··· DATA ROWS ···

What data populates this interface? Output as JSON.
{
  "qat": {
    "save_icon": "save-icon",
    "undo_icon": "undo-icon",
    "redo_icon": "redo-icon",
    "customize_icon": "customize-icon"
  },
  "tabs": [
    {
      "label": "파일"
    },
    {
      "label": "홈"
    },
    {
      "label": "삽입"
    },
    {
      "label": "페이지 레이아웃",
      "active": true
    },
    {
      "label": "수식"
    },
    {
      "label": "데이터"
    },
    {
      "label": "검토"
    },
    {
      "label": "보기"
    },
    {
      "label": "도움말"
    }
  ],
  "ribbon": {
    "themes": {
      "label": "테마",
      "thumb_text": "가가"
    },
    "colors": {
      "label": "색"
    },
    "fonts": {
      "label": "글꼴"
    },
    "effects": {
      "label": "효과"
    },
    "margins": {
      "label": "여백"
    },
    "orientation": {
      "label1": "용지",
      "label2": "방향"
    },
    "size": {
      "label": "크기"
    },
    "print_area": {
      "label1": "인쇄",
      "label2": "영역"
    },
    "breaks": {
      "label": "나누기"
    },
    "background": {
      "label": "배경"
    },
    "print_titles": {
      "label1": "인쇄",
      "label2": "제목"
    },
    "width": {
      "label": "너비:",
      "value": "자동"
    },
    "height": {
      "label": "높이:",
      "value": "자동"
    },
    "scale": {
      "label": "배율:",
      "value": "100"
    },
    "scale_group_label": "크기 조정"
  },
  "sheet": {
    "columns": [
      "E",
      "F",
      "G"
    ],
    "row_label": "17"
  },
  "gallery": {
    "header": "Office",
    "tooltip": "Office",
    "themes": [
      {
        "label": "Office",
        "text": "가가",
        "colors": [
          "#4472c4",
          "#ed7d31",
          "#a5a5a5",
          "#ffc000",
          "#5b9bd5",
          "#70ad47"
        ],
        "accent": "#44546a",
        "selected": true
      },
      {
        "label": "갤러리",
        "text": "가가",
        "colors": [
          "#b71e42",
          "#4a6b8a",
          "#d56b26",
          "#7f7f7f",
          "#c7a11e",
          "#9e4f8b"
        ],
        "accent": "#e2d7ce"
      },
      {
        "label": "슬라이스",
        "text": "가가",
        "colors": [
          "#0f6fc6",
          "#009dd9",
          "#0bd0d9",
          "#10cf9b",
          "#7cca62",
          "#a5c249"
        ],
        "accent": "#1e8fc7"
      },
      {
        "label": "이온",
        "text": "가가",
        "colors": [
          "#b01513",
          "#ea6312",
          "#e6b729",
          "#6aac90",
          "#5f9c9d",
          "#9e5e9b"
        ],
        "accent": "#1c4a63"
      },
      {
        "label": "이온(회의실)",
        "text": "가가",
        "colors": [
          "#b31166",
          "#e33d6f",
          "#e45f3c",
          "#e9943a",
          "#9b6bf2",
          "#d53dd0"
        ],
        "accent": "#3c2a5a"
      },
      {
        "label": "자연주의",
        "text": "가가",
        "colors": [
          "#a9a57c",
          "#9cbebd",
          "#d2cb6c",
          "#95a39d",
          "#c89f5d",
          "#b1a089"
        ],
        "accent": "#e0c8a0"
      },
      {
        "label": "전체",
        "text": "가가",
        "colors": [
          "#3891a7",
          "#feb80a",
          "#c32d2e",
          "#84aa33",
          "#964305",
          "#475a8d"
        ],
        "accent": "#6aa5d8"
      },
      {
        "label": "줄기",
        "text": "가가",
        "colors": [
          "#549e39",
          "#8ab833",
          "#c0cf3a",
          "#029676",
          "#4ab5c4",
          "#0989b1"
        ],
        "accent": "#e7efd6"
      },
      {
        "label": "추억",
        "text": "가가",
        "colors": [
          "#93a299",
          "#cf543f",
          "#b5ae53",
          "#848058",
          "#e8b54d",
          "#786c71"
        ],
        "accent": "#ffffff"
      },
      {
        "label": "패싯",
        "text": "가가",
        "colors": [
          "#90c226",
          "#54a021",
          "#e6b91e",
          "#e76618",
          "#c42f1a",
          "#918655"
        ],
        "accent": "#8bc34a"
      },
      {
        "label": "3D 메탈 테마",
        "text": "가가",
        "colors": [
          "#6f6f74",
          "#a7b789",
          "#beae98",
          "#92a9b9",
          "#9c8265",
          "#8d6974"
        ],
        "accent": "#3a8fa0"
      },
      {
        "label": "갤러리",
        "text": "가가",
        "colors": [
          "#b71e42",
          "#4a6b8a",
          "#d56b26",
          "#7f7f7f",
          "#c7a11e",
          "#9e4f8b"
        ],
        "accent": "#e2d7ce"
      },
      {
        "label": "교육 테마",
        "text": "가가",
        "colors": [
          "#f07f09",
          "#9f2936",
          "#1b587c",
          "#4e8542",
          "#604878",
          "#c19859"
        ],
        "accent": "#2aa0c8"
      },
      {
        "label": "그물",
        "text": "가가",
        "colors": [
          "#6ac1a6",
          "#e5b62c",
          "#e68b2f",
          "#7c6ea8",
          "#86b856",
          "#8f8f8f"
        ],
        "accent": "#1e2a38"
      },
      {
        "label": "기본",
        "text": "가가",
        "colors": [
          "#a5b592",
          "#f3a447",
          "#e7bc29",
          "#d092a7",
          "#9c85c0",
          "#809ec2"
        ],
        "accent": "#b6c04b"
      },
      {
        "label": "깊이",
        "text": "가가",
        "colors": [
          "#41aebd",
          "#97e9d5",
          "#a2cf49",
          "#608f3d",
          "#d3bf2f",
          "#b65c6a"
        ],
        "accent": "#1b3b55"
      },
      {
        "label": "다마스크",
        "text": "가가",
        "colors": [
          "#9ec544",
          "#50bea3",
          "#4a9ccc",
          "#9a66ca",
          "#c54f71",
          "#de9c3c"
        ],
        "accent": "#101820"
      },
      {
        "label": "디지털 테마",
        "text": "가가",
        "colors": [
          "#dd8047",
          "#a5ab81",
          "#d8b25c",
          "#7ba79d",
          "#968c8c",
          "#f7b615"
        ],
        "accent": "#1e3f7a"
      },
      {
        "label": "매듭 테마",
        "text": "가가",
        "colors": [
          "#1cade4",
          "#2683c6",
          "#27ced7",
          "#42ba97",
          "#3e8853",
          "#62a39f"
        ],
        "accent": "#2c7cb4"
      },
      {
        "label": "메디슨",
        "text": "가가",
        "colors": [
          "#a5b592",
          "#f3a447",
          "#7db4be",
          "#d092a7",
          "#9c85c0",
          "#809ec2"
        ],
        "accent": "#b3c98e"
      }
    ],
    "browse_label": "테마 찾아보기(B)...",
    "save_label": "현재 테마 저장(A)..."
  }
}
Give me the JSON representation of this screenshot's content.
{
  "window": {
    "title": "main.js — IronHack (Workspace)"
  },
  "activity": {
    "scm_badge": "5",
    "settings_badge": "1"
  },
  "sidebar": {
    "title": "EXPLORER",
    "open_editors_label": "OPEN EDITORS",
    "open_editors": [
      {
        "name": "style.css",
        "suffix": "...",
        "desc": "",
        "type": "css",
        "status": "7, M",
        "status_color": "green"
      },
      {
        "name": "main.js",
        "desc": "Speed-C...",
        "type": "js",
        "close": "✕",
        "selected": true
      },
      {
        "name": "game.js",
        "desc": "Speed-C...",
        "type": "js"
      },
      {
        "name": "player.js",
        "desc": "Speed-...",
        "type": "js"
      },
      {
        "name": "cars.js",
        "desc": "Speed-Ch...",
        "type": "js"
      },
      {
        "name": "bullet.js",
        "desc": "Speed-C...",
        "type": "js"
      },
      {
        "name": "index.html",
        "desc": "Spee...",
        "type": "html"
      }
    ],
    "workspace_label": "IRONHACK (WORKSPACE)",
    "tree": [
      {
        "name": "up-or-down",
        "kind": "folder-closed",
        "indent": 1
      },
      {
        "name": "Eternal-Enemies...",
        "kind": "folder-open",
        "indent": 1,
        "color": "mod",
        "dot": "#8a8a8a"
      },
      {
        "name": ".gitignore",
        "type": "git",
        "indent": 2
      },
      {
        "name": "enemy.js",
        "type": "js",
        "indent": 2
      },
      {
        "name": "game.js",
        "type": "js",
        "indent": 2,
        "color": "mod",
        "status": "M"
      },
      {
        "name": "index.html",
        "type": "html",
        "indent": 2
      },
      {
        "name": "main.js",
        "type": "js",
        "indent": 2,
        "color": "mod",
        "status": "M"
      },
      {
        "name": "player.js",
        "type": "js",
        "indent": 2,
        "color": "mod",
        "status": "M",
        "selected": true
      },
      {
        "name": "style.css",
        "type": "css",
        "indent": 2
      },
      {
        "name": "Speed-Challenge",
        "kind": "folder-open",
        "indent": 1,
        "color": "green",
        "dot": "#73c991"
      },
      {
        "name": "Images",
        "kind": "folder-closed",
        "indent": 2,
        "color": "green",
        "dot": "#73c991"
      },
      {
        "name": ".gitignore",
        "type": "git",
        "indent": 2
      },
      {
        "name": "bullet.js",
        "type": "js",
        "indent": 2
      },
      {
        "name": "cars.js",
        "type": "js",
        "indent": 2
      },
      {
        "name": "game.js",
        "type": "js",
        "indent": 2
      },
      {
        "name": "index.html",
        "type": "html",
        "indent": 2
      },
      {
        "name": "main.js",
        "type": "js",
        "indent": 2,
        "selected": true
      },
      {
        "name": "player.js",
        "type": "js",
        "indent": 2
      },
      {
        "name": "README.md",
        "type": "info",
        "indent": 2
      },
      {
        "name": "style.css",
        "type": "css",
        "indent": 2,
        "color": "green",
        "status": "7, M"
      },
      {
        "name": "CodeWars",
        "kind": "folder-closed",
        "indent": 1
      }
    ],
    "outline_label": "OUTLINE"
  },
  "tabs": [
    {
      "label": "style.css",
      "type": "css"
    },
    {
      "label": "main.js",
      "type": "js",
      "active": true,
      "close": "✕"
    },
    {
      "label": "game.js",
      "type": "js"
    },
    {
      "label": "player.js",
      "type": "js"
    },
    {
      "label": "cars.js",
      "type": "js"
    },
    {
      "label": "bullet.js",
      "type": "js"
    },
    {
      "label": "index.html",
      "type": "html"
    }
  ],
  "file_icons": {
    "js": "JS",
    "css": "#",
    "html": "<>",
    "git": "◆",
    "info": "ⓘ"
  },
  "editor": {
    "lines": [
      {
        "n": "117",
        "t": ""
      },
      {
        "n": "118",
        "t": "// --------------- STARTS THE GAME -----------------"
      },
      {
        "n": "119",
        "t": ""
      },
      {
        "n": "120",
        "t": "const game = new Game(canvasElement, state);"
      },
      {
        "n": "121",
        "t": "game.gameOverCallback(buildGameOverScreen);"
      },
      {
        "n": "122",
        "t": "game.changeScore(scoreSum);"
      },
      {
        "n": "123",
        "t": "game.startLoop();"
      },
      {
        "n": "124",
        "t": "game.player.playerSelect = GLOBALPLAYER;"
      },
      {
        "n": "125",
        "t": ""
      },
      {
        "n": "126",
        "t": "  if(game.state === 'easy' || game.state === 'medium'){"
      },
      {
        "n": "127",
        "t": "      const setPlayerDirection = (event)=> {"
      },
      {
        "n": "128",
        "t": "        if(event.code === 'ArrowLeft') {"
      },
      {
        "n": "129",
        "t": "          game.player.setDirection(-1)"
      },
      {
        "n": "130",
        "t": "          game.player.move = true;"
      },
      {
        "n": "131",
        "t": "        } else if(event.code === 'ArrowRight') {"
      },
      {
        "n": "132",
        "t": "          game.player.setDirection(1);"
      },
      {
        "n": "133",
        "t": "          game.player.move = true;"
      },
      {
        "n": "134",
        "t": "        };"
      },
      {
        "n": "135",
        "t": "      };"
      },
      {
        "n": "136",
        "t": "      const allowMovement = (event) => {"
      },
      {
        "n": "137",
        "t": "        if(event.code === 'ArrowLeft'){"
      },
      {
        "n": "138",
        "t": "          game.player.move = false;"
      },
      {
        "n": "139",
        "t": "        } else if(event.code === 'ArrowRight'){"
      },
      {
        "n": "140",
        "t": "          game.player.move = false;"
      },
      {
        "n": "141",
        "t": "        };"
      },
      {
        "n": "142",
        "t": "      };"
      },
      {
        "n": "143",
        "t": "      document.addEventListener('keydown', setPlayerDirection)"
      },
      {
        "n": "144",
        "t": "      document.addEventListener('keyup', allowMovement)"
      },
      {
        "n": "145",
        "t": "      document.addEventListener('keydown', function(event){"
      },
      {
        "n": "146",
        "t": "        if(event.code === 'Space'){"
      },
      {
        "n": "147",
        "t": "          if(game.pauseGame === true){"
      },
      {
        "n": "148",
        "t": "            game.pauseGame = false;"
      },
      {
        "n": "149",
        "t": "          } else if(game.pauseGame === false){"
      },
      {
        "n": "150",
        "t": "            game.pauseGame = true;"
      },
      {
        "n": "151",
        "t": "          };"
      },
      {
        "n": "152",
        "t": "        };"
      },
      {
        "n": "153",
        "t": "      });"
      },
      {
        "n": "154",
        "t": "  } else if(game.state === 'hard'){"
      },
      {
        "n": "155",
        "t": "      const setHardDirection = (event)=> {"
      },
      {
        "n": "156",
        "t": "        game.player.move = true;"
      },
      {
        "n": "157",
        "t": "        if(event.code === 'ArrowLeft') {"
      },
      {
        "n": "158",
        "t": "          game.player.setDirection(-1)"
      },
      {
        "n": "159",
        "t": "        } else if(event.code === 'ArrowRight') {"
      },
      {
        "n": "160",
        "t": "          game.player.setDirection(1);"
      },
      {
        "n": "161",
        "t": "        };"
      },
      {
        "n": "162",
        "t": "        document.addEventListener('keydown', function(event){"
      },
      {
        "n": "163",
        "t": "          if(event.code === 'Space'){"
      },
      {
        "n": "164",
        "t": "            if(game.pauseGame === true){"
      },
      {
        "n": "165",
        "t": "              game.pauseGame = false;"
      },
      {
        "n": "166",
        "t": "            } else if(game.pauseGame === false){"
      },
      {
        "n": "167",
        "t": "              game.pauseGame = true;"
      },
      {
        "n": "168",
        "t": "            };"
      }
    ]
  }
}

···

AIM:
Lines in the records that hold the word "addEventListener" are to be counted; give only the total.

REPLY:
4